++++ EXCERPT PROVIDED ++++

BigSQL and HDP upgrade

Problem
I spent several sleepless nights trying to resolve the really nasty problem. It happened after upgrade from HDP 2.6.4 and BigSQL 5.0 to HDP 3.1 and BigSQL 6.0. Everything runs smoothly, even BigSQL Healthcheck was smiling. The only exception was "LOAD HADOOP" command which failed. BigSQL can run on the top of Hive tables but it is an alternative SQL engine, it is using HCatalog service to get access to Hive tables. In order to ingest data into Hive tables, it launches a separate MapReduce task to accomplish the task.
An example command:
db2 "begin execute immediate 'load hadoop using file url ''/tmp/data_1211057166.txt'' with source properties (''field.delimiter''=''|'', ''ignore.extra.fields''=''true'') into table testuser.smoke_hadoop2_2248299375'; end" Closer examination of MapReduce logs brought up a more detailed error message.

++++ DATASET EXTRACT ++++

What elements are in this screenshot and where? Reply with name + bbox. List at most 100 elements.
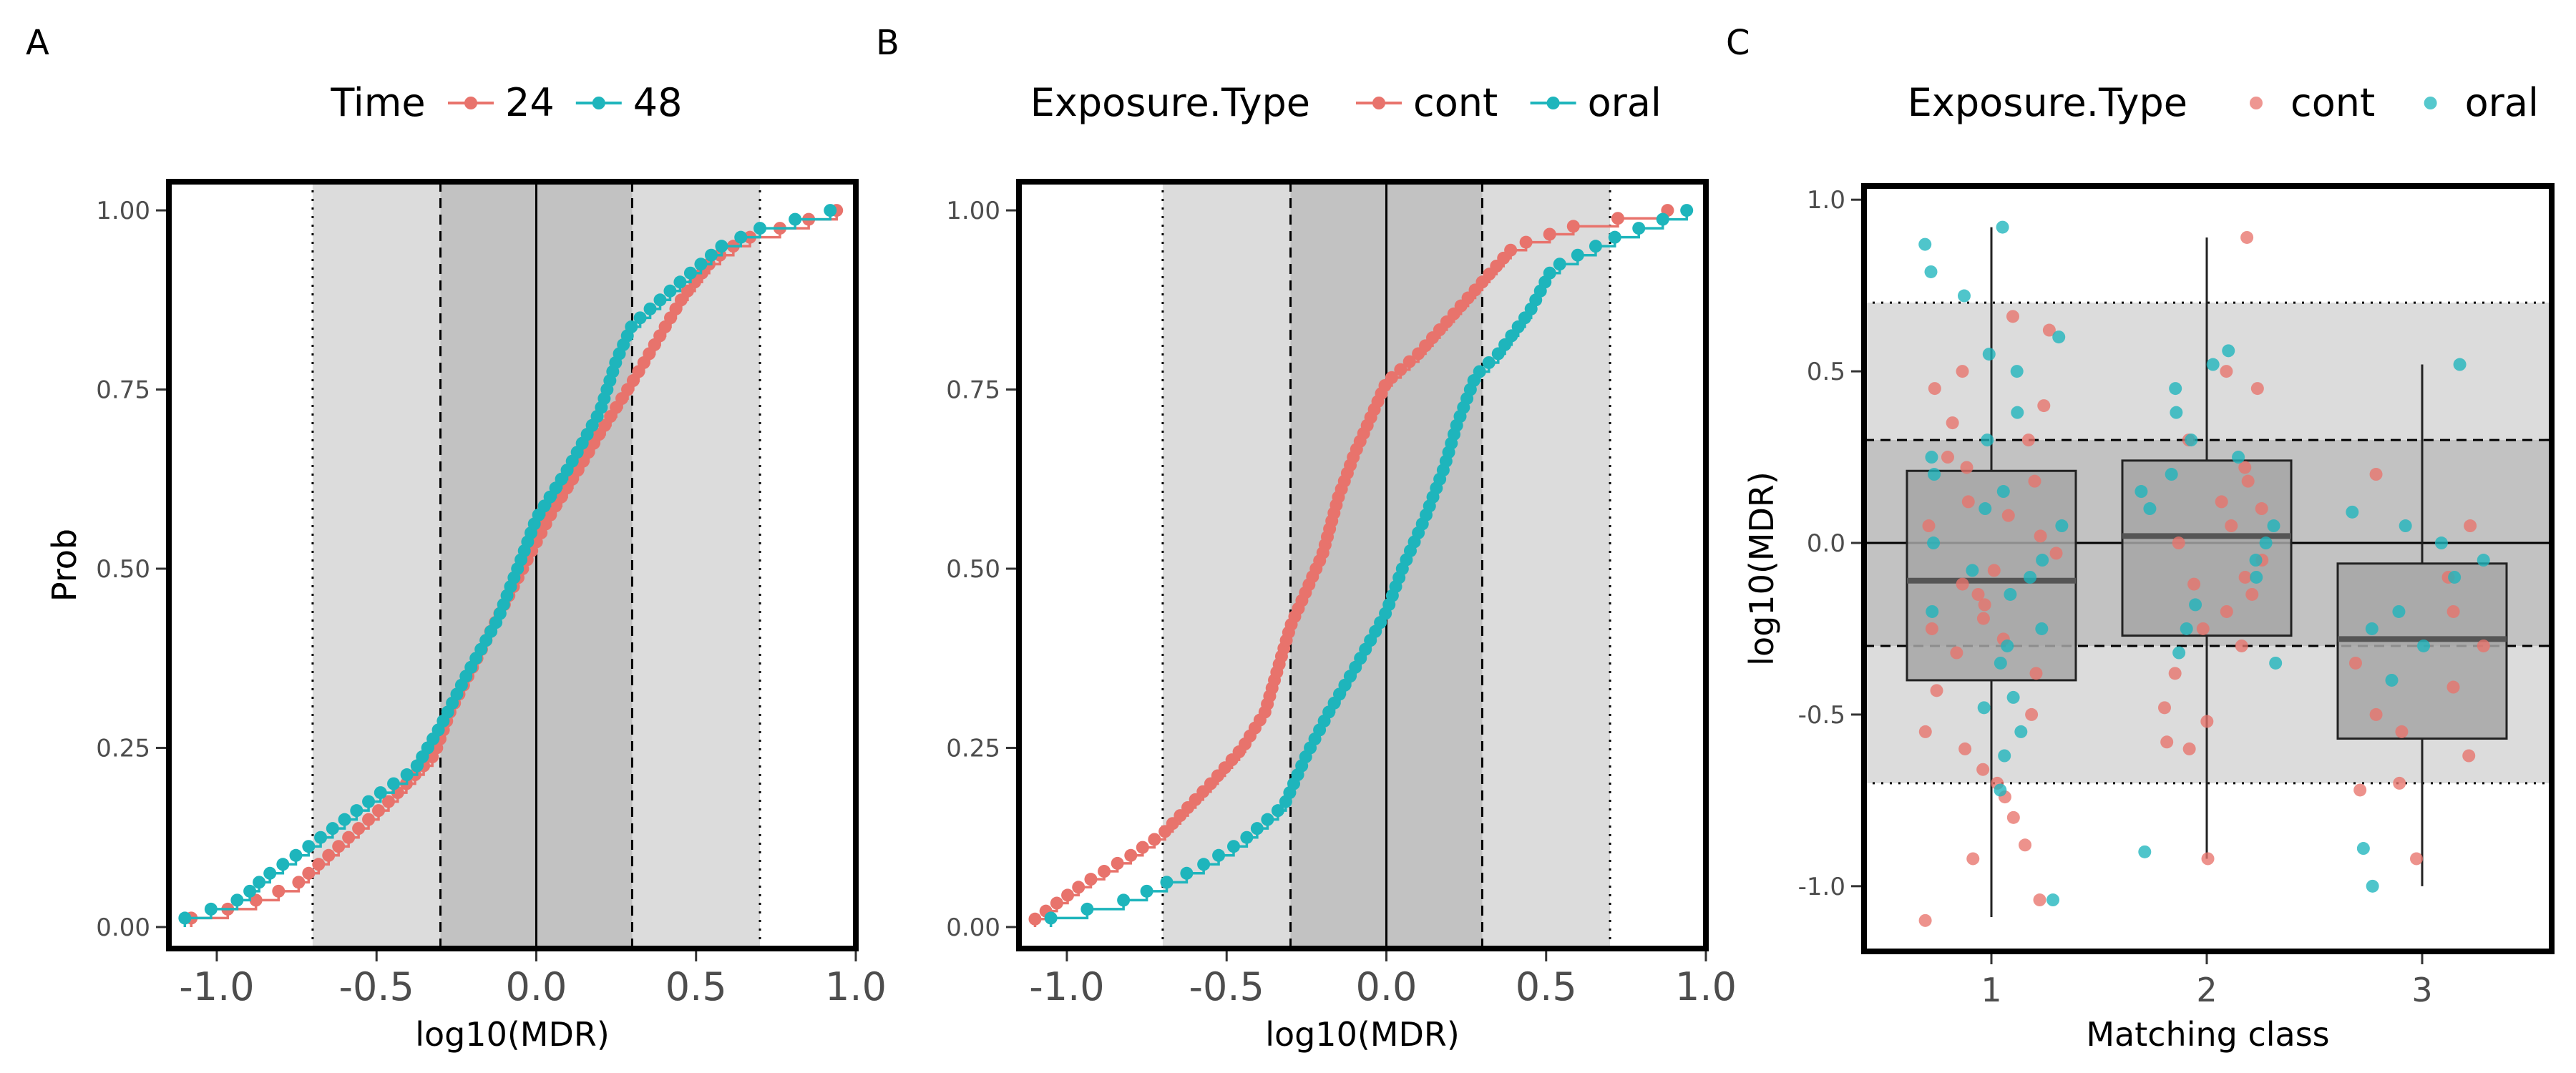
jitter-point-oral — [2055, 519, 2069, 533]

++++

*JOB:* Can you reproduce the entire BigSQL and HDP upgrade text word for word? The listing isn't needed for this.

*FULL SOLUTION:*
BigSQL and HDP upgrade

Problem
I spent several sleepless nights trying to resolve the really nasty problem. It happened after upgrade from HDP 2.6.4 and BigSQL 5.0 to HDP 3.1 and BigSQL 6.0. Everything runs smoothly, even BigSQL Healthcheck was smiling. The only exception was "LOAD HADOOP" command which failed. BigSQL can run on the top of Hive tables but it is an alternative SQL engine, it is using HCatalog service to get access to Hive tables. In order to ingest data into Hive tables, it launches a separate MapReduce task to accomplish the task.
An example command:
db2 "begin execute immediate 'load hadoop using file url ''/tmp/data_1211057166.txt'' with source properties (''field.delimiter''=''|'', ''ignore.extra.fields''=''true'') into table testuser.smoke_hadoop2_2248299375'; end" Closer examination of MapReduce logs brought up a more detailed error message.